### Exercise requirements:
Find and copy each line of the records where the string "Africa" shows up.

[Excerpts from a figure dataset]
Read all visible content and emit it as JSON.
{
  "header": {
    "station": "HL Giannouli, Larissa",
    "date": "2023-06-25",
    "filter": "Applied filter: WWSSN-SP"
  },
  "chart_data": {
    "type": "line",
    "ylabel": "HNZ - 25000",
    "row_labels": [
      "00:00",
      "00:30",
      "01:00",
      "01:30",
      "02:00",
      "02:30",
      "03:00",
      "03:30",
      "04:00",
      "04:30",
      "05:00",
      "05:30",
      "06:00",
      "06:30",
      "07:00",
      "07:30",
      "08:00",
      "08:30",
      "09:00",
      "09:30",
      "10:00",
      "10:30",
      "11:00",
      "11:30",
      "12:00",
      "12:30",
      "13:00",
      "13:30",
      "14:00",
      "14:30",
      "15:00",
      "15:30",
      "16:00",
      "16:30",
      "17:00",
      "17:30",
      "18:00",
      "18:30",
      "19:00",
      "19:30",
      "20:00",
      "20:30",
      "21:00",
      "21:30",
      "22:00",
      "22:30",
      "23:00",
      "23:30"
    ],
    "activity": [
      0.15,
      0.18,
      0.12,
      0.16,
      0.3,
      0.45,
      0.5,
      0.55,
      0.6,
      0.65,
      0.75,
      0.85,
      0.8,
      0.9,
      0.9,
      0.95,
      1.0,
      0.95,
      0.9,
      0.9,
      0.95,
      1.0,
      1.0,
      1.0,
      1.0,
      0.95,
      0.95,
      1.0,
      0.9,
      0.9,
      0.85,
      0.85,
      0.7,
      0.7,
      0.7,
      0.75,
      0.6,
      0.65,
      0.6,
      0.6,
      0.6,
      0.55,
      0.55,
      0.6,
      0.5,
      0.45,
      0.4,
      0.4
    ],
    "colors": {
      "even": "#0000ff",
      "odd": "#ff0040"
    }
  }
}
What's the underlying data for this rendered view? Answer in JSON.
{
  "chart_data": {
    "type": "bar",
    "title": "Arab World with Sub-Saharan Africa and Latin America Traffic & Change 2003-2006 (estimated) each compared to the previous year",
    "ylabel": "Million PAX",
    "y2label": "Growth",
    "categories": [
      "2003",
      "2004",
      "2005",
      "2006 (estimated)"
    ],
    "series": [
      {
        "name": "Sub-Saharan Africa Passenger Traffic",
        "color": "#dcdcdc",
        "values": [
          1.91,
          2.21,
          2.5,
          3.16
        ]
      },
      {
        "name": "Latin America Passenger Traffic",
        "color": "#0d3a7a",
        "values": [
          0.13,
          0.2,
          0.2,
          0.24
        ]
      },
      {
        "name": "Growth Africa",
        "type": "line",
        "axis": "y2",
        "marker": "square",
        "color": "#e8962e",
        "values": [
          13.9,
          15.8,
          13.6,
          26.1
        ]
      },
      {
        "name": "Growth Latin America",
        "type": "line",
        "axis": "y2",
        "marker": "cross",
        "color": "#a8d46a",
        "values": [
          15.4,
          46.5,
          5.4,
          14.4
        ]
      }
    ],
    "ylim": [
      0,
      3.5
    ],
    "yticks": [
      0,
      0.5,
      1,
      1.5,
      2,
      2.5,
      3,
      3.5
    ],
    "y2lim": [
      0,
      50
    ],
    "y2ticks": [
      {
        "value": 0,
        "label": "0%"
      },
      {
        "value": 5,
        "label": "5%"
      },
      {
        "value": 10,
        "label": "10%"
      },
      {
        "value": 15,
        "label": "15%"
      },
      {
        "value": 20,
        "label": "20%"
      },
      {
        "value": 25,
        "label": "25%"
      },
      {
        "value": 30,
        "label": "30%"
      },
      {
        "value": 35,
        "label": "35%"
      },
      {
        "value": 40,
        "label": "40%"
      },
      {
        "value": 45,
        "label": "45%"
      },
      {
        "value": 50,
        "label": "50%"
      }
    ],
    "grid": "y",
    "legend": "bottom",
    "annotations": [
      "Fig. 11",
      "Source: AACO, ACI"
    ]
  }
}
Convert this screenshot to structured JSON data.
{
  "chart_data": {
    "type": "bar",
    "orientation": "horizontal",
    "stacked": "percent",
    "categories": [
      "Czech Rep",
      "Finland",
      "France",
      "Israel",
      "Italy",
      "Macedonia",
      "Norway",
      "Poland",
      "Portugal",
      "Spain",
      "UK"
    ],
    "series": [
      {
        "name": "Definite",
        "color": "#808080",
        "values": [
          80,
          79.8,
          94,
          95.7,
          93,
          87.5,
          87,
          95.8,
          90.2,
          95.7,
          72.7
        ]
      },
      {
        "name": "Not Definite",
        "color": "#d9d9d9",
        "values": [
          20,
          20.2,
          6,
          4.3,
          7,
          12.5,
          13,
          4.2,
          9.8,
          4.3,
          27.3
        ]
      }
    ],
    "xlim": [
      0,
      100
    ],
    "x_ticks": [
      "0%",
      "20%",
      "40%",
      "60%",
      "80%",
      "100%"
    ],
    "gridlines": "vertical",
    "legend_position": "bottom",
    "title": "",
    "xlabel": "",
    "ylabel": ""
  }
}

### Exercise answer:
    "title": "Arab World with Sub-Saharan Africa and Latin America Traffic & Change 2003-2006 (estimated) each compared to the previous year",
        "name": "Sub-Saharan Africa Passenger Traffic",
        "name": "Growth Africa",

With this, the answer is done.